▸ **Consigne**
Mettez à jour le passage de la liste qui commence à la ligne contenant « bullet-icon — [34, 663, 42, 671] » et se termine à la ligne contenant « section-paragraph: Menetelminä oli ». Recopiez uniquement ces lignes en remplaçant « bullet-icon » par « puce », sans rien changer d'autre.

§

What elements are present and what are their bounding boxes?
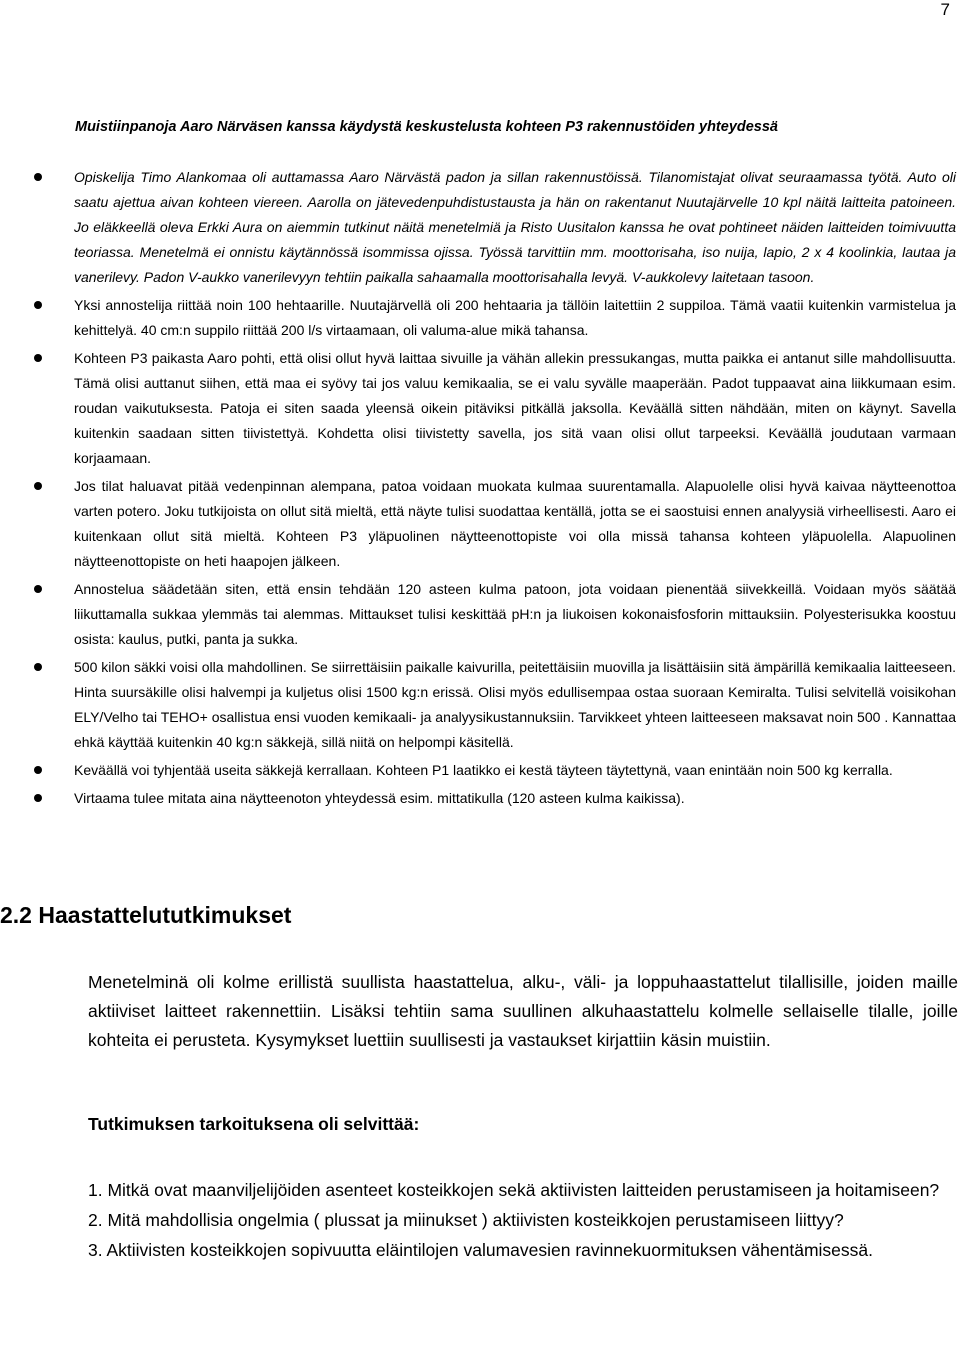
bullet-icon — [34, 663, 42, 671]
section-paragraph: Menetelminä oli kolme erillistä suullista haastattelua, alku-, väli- ja loppuhaastattelut tilallisille, joiden maille aktiiviset laitteet rakennettiin. Lisäksi tehtiin sama suullinen alkuhaastattelu kolmelle sellaiselle tilalle, joille kohteita ei perusteta. Kysymykset luettiin suullisesti ja vastaukset kirjattiin käsin muistiin. — [88, 972, 958, 1050]
note-normal-text: Annostelua säädetään siten, että ensin tehdään 120 asteen kulma patoon, jota voidaan pienentää siivekkeillä. Voidaan myös säätää liikuttamalla sukkaa ylemmäs tai alemmas. Mittaukset tulisi keskittää pH:n ja liukoisen kokonaisfosforin mittauksiin. Polyesterisukka koostuu osista: kaulus, putki, panta ja sukka. — [74, 581, 956, 647]
question-lead: Tutkimuksen tarkoituksena oli selvittää: — [88, 1114, 420, 1134]
note-text — [74, 758, 956, 783]
note-text — [74, 293, 956, 343]
bullet-icon — [34, 794, 42, 802]
bullet-icon — [34, 301, 42, 309]
notes-title: Muistiinpanoja Aaro Närväsen kanssa käydystä keskustelusta kohteen P3 rakennustöiden yhteydessä — [75, 119, 778, 135]
note-item — [0, 165, 960, 290]
question-item: 2. Mitä mahdollisia ongelmia ( plussat ja miinukset ) aktiivisten kosteikkojen perustamiseen liittyy? — [88, 1210, 844, 1230]
note-text — [74, 165, 956, 290]
bullet-icon — [34, 173, 42, 181]
note-text — [74, 577, 956, 652]
note-text — [74, 786, 956, 811]
bullet-icon — [34, 766, 42, 774]
note-normal-text: Kohteen P3 paikasta Aaro pohti, että olisi ollut hyvä laittaa sivuille ja vähän allekin pressukangas, mutta paikka ei antanut sille mahdollisuutta. Tämä olisi auttanut siihen, että maa ei syövy tai jos valuu kemikaalia, se ei valu syvälle maaperään. Padot tuppaavat aina liikkumaan esim. roudan vaikutuksesta. Patoja ei siten saada yleensä oikein pitäviksi pitkällä jaksolla. Keväällä sitten nähdään, miten on käynyt. Savella kuitenkin saadaan sitten tiivistettyä. Kohdetta olisi tiivistetty savella, jos sitä vaan olisi ollut tarpeeksi. Keväällä joudutaan varmaan korjaamaan. — [74, 350, 956, 466]
note-normal-text: Jos tilat haluavat pitää vedenpinnan alempana, patoa voidaan muokata kulmaa suurentamalla. Alapuolelle olisi hyvä kaivaa näytteenottoa varten potero. Joku tutkijoista on ollut sitä mieltä, että näyte tulisi suodattaa kentällä, jotta se ei saostuisi ennen analyysiä virheellisesti. Aaro ei kuitenkaan ollut sitä mieltä. Kohteen P3 yläpuolinen näytteenottopiste voi olla missä tahansa kohteen yläpuolella. Alapuolinen näytteenottopiste on heti haapojen jälkeen. — [74, 478, 956, 569]
notes-list — [0, 165, 960, 814]
note-normal-text: Keväällä voi tyhjentää useita säkkejä kerrallaan. Kohteen P1 laatikko ei kestä täyteen täytettynä, vaan enintään noin 500 kg kerralla. — [74, 762, 893, 778]
question-list — [88, 1176, 958, 1266]
note-normal-text: Virtaama tulee mitata aina näytteenoton yhteydessä esim. mittatikulla (120 asteen kulma kaikissa). — [74, 790, 685, 806]
note-item — [0, 474, 960, 574]
note-text — [74, 474, 956, 574]
note-item — [0, 577, 960, 652]
note-text — [74, 655, 956, 755]
note-normal-text: Yksi annostelija riittää noin 100 hehtaarille. Nuutajärvellä oli 200 hehtaaria ja tällöin laitettiin 2 suppiloa. Tämä vaatii kuitenkin varmistelua ja kehittelyä. 40 cm:n suppilo riittää 200 l/s virtaamaan, oli valuma-alue mikä tahansa. — [74, 297, 956, 338]
note-item — [0, 758, 960, 783]
section-heading: 2.2 Haastattelututkimukset — [0, 902, 292, 928]
question-item: 3. Aktiivisten kosteikkojen sopivuutta eläintilojen valumavesien ravinnekuormituksen vähentämisessä. — [88, 1240, 873, 1260]
note-italic-text: Opiskelija Timo Alankomaa oli auttamassa Aaro Närvästä padon ja sillan rakennustöissä. Tilanomistajat olivat seuraamassa työtä. Auto oli saatu ajettua aivan kohteen viereen. Aarolla on jätevedenpuhdistustausta ja hän on rakentanut Nuutajärvelle 10 kpl näitä laitteita patoineen. Jo eläkkeellä oleva Erkki Aura on aiemmin tutkinut näitä menetelmiä ja Risto Uusitalon kanssa he ovat pohtineet näiden laitteiden toimivuutta teoriassa. Menetelmä ei onnistu käytännössä isommissa ojissa. Työssä tarvittiin mm. moottorisaha, iso nuija, lapio, 2 x 4 koolinkia, lautaa ja vanerilevy. Padon V-aukko vanerilevyyn tehtiin paikalla sahaamalla moottorisahalla levyä. V-aukkolevy laitetaan tasoon. — [74, 169, 956, 285]
bullet-icon — [34, 482, 42, 490]
note-item — [0, 293, 960, 343]
section-body — [88, 968, 958, 1055]
note-item — [0, 346, 960, 471]
bullet-icon — [34, 354, 42, 362]
note-item — [0, 786, 960, 811]
note-item — [0, 655, 960, 755]
bullet-icon — [34, 585, 42, 593]
page-number: 7 — [940, 0, 950, 19]
question-item: 1. Mitkä ovat maanviljelijöiden asenteet kosteikkojen sekä aktiivisten laitteiden perustamiseen ja hoitamiseen? — [88, 1180, 940, 1200]
note-normal-text: 500 kilon säkki voisi olla mahdollinen. Se siirrettäisiin paikalle kaivurilla, peitettäisiin muovilla ja lisättäisiin sitä ämpärillä kemikaalia laitteeseen. Hinta suursäkille olisi halvempi ja kuljetus olisi 1500 kg:n erissä. Olisi myös edullisempaa ostaa suoraan Kemiralta. Tulisi selvitellä voisikohan ELY/Velho tai TEHO+ osallistua ensi vuoden kemikaali- ja analyysikustannuksiin. Tarvikkeet yhteen laitteeseen maksavat noin 500 . Kannattaa ehkä käyttää kuitenkin 40 kg:n säkkejä, sillä niitä on helpompi käsitellä. — [74, 659, 956, 750]
note-text — [74, 346, 956, 471]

§

▸ **Corrigé**
puce — [34, 663, 42, 671]
section-paragraph: Menetelminä oli kolme erillistä suullista haastattelua, alku-, väli- ja loppuhaastattelut tilallisille, joiden maille aktiiviset laitteet rakennettiin. Lisäksi tehtiin sama suullinen alkuhaastattelu kolmelle sellaiselle tilalle, joille kohteita ei perusteta. Kysymykset luettiin suullisesti ja vastaukset kirjattiin käsin muistiin. — [88, 972, 958, 1050]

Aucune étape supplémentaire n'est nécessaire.